▶ _AUFTRAG_: Bearbeite die Auflistung vom Anfang bis einschließlich der Zeile mit „bar-row-diesel: [156, 314, 916, 362]“, indem du dort „axis-tick-mark“ durch „tick-mark“ ersetzt. Gib nur diese Zeilen aus und lass alles andere unverändert.

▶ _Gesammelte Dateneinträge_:
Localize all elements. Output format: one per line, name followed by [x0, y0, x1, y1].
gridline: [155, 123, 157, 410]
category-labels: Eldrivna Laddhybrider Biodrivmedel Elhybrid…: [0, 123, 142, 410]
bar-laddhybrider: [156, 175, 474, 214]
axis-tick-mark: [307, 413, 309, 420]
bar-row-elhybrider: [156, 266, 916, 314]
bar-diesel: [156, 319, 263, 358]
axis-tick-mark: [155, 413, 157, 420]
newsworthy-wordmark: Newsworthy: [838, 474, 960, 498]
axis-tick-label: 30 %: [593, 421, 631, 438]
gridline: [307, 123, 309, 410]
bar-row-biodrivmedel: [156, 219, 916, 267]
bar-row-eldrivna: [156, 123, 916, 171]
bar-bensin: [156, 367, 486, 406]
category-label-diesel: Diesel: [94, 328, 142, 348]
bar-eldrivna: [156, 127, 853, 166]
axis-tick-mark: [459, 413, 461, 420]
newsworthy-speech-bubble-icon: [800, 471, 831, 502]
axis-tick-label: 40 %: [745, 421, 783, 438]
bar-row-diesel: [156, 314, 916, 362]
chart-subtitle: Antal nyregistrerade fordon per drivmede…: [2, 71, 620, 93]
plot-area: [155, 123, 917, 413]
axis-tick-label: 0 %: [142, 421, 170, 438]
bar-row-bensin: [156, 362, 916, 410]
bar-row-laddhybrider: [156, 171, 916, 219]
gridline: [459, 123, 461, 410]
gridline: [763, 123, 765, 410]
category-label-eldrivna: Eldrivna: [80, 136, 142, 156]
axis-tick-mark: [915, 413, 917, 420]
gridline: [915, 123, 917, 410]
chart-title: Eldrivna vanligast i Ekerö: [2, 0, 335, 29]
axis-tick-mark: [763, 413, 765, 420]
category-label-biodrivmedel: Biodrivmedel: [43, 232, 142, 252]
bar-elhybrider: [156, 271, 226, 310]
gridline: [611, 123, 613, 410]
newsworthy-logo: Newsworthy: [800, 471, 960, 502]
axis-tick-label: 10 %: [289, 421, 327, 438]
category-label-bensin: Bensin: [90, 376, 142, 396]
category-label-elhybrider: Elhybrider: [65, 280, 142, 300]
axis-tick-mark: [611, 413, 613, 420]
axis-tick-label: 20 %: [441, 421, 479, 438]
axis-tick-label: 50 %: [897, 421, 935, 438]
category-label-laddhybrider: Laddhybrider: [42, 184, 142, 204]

▶ _ERGEBNIS_:
Localize all elements. Output format: one per line, name followed by [x0, y0, x1, y1].
gridline: [155, 123, 157, 410]
category-labels: Eldrivna Laddhybrider Biodrivmedel Elhybrid…: [0, 123, 142, 410]
bar-laddhybrider: [156, 175, 474, 214]
tick-mark: [307, 413, 309, 420]
bar-row-elhybrider: [156, 266, 916, 314]
bar-diesel: [156, 319, 263, 358]
tick-mark: [155, 413, 157, 420]
newsworthy-wordmark: Newsworthy: [838, 474, 960, 498]
axis-tick-label: 30 %: [593, 421, 631, 438]
gridline: [307, 123, 309, 410]
bar-row-biodrivmedel: [156, 219, 916, 267]
bar-row-eldrivna: [156, 123, 916, 171]
bar-bensin: [156, 367, 486, 406]
category-label-diesel: Diesel: [94, 328, 142, 348]
bar-eldrivna: [156, 127, 853, 166]
tick-mark: [459, 413, 461, 420]
newsworthy-speech-bubble-icon: [800, 471, 831, 502]
axis-tick-label: 40 %: [745, 421, 783, 438]
bar-row-diesel: [156, 314, 916, 362]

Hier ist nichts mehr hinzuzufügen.